# [Short exercise]
List each line of the data that holds the string "label".

# [Supplied information]
· · · · ·

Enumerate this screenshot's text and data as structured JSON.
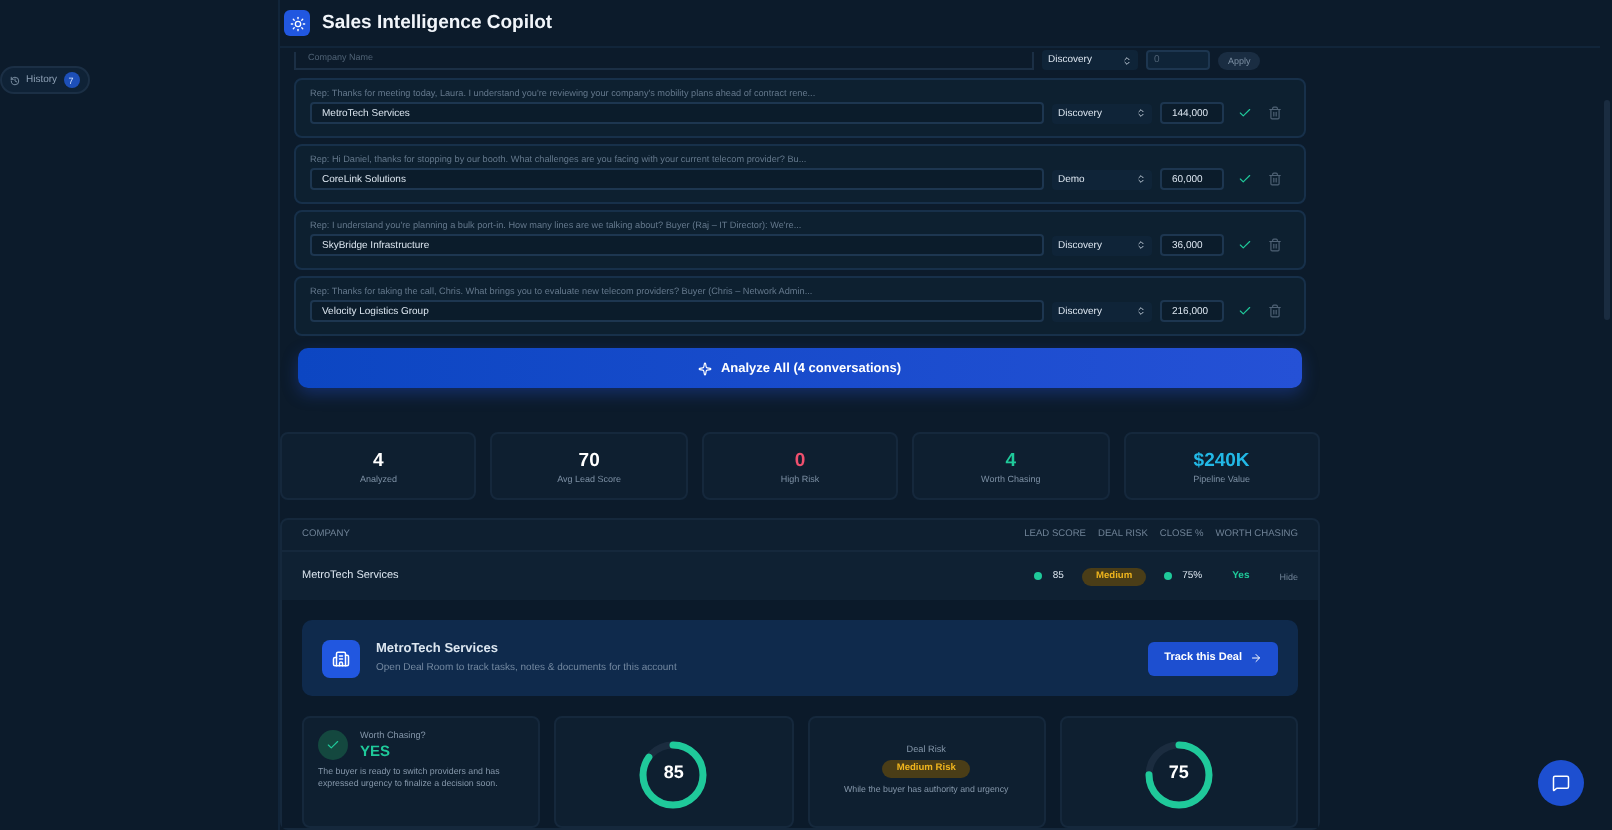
{
  "header": {
    "title": "Sales Intelligence Copilot"
  },
  "sidebar": {
    "history": {
      "label": "History",
      "count": "7"
    }
  },
  "new_entry": {
    "company_placeholder": "Company Name",
    "stage": "Discovery",
    "amount_placeholder": "0",
    "apply": "Apply"
  },
  "conversations": [
    {
      "transcript": "Rep: Thanks for meeting today, Laura. I understand you're reviewing your company's mobility plans ahead of contract rene...",
      "company": "MetroTech Services",
      "stage": "Discovery",
      "amount": "144,000"
    },
    {
      "transcript": "Rep: Hi Daniel, thanks for stopping by our booth. What challenges are you facing with your current telecom provider? Bu...",
      "company": "CoreLink Solutions",
      "stage": "Demo",
      "amount": "60,000"
    },
    {
      "transcript": "Rep: I understand you're planning a bulk port-in. How many lines are we talking about? Buyer (Raj – IT Director): We're...",
      "company": "SkyBridge Infrastructure",
      "stage": "Discovery",
      "amount": "36,000"
    },
    {
      "transcript": "Rep: Thanks for taking the call, Chris. What brings you to evaluate new telecom providers? Buyer (Chris – Network Admin...",
      "company": "Velocity Logistics Group",
      "stage": "Discovery",
      "amount": "216,000"
    }
  ],
  "analyze_button": "Analyze All (4 conversations)",
  "stats": [
    {
      "value": "4",
      "label": "Analyzed",
      "color": "#ffffff"
    },
    {
      "value": "70",
      "label": "Avg Lead Score",
      "color": "#ffffff"
    },
    {
      "value": "0",
      "label": "High Risk",
      "color": "#f0506e"
    },
    {
      "value": "4",
      "label": "Worth Chasing",
      "color": "#1fc99a"
    },
    {
      "value": "$240K",
      "label": "Pipeline Value",
      "color": "#22b8e6"
    }
  ],
  "table": {
    "columns": [
      "COMPANY",
      "LEAD SCORE",
      "DEAL RISK",
      "CLOSE %",
      "WORTH CHASING"
    ],
    "rows": [
      {
        "company": "MetroTech Services",
        "lead_score": "85",
        "deal_risk": "Medium",
        "close": "75%",
        "worth_chasing": "Yes",
        "action": "Hide"
      }
    ]
  },
  "deal_room": {
    "title": "MetroTech Services",
    "subtitle": "Open Deal Room to track tasks, notes & documents for this account",
    "button": "Track this Deal"
  },
  "worth_card": {
    "label": "Worth Chasing?",
    "verdict": "YES",
    "text": "The buyer is ready to switch providers and has expressed urgency to finalize a decision soon."
  },
  "lead_ring": {
    "value": "85",
    "level": 0.85
  },
  "risk_card": {
    "label": "Deal Risk",
    "badge": "Medium Risk",
    "text": "While the buyer has authority and urgency"
  },
  "close_ring": {
    "value": "75",
    "level": 0.75
  }
}
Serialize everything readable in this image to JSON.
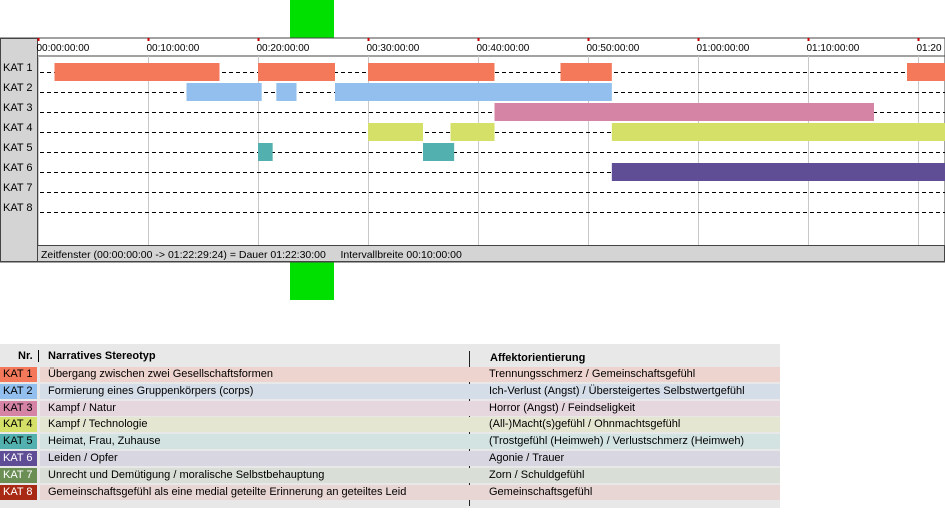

· · · · ·

# [Worked solution]
      "label": "History",
      "label": "Analyzed",
      "label": "Avg Lead Score",
      "label": "High Risk",
      "label": "Worth Chasing",
      "label": "Pipeline Value",
    "label": "Worth Chasing?",
    "label": "Deal Risk",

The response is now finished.